**Problem to work on:** Repeat every line of the listing below exactly, minus the pictures.

**Data entries:**

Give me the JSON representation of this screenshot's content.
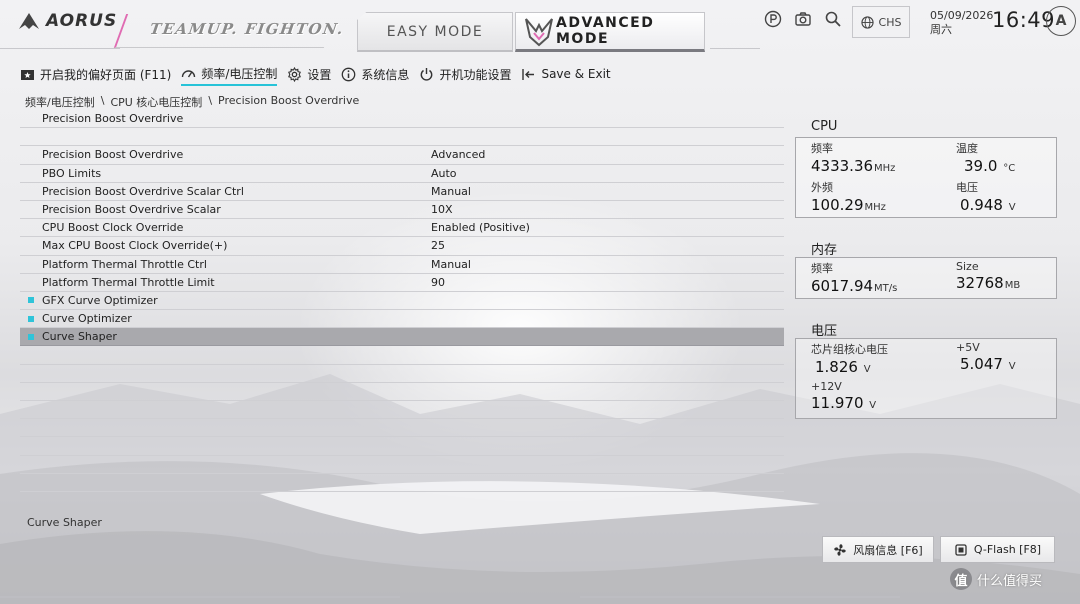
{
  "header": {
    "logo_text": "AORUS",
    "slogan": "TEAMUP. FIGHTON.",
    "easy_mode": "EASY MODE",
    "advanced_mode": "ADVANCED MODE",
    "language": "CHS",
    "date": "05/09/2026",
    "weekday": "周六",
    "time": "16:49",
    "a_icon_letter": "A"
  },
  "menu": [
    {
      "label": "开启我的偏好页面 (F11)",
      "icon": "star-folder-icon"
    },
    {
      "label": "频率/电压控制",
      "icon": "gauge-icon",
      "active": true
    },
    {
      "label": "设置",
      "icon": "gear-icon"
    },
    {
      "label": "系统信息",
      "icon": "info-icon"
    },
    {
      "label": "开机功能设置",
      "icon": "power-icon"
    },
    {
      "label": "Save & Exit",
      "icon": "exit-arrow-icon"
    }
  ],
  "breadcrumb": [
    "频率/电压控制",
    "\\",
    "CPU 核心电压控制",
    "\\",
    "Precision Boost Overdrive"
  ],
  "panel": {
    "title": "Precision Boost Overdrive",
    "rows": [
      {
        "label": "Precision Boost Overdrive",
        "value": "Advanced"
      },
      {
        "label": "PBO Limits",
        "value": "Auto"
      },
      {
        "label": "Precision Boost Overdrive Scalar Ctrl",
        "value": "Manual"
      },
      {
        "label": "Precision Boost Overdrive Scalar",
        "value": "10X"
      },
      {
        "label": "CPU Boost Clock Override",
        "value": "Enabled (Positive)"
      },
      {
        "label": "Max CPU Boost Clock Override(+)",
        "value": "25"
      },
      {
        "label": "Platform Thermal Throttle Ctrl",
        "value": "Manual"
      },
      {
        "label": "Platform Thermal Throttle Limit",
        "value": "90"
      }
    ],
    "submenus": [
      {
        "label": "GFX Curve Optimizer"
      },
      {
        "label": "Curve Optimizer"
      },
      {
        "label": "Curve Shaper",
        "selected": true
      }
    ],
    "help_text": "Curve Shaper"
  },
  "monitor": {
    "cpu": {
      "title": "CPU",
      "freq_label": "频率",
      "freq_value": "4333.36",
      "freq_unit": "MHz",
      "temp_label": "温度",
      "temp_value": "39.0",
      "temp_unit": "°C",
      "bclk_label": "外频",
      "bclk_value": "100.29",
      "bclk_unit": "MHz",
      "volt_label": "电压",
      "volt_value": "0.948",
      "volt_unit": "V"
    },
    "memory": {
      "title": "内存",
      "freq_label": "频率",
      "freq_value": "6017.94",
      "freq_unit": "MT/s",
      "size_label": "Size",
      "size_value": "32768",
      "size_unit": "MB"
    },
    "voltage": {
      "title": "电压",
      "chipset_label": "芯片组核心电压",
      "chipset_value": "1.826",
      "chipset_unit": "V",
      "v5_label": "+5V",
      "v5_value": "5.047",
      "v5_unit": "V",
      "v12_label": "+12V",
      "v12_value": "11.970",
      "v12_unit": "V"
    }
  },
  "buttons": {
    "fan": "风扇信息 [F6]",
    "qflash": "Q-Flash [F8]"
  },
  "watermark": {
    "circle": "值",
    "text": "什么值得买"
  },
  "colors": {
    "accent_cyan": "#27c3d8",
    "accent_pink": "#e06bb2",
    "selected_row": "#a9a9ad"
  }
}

**Worked solution:**
Give me the JSON representation of this screenshot's content.
{
  "header": {
    "logo_text": "AORUS",
    "slogan": "TEAMUP. FIGHTON.",
    "easy_mode": "EASY MODE",
    "advanced_mode": "ADVANCED MODE",
    "language": "CHS",
    "date": "05/09/2026",
    "weekday": "周六",
    "time": "16:49",
    "a_icon_letter": "A"
  },
  "menu": [
    {
      "label": "开启我的偏好页面 (F11)",
      "icon": "star-folder-icon"
    },
    {
      "label": "频率/电压控制",
      "icon": "gauge-icon",
      "active": true
    },
    {
      "label": "设置",
      "icon": "gear-icon"
    },
    {
      "label": "系统信息",
      "icon": "info-icon"
    },
    {
      "label": "开机功能设置",
      "icon": "power-icon"
    },
    {
      "label": "Save & Exit",
      "icon": "exit-arrow-icon"
    }
  ],
  "breadcrumb": [
    "频率/电压控制",
    "\\",
    "CPU 核心电压控制",
    "\\",
    "Precision Boost Overdrive"
  ],
  "panel": {
    "title": "Precision Boost Overdrive",
    "rows": [
      {
        "label": "Precision Boost Overdrive",
        "value": "Advanced"
      },
      {
        "label": "PBO Limits",
        "value": "Auto"
      },
      {
        "label": "Precision Boost Overdrive Scalar Ctrl",
        "value": "Manual"
      },
      {
        "label": "Precision Boost Overdrive Scalar",
        "value": "10X"
      },
      {
        "label": "CPU Boost Clock Override",
        "value": "Enabled (Positive)"
      },
      {
        "label": "Max CPU Boost Clock Override(+)",
        "value": "25"
      },
      {
        "label": "Platform Thermal Throttle Ctrl",
        "value": "Manual"
      },
      {
        "label": "Platform Thermal Throttle Limit",
        "value": "90"
      }
    ],
    "submenus": [
      {
        "label": "GFX Curve Optimizer"
      },
      {
        "label": "Curve Optimizer"
      },
      {
        "label": "Curve Shaper",
        "selected": true
      }
    ],
    "help_text": "Curve Shaper"
  },
  "monitor": {
    "cpu": {
      "title": "CPU",
      "freq_label": "频率",
      "freq_value": "4333.36",
      "freq_unit": "MHz",
      "temp_label": "温度",
      "temp_value": "39.0",
      "temp_unit": "°C",
      "bclk_label": "外频",
      "bclk_value": "100.29",
      "bclk_unit": "MHz",
      "volt_label": "电压",
      "volt_value": "0.948",
      "volt_unit": "V"
    },
    "memory": {
      "title": "内存",
      "freq_label": "频率",
      "freq_value": "6017.94",
      "freq_unit": "MT/s",
      "size_label": "Size",
      "size_value": "32768",
      "size_unit": "MB"
    },
    "voltage": {
      "title": "电压",
      "chipset_label": "芯片组核心电压",
      "chipset_value": "1.826",
      "chipset_unit": "V",
      "v5_label": "+5V",
      "v5_value": "5.047",
      "v5_unit": "V",
      "v12_label": "+12V",
      "v12_value": "11.970",
      "v12_unit": "V"
    }
  },
  "buttons": {
    "fan": "风扇信息 [F6]",
    "qflash": "Q-Flash [F8]"
  },
  "watermark": {
    "circle": "值",
    "text": "什么值得买"
  },
  "colors": {
    "accent_cyan": "#27c3d8",
    "accent_pink": "#e06bb2",
    "selected_row": "#a9a9ad"
  }
}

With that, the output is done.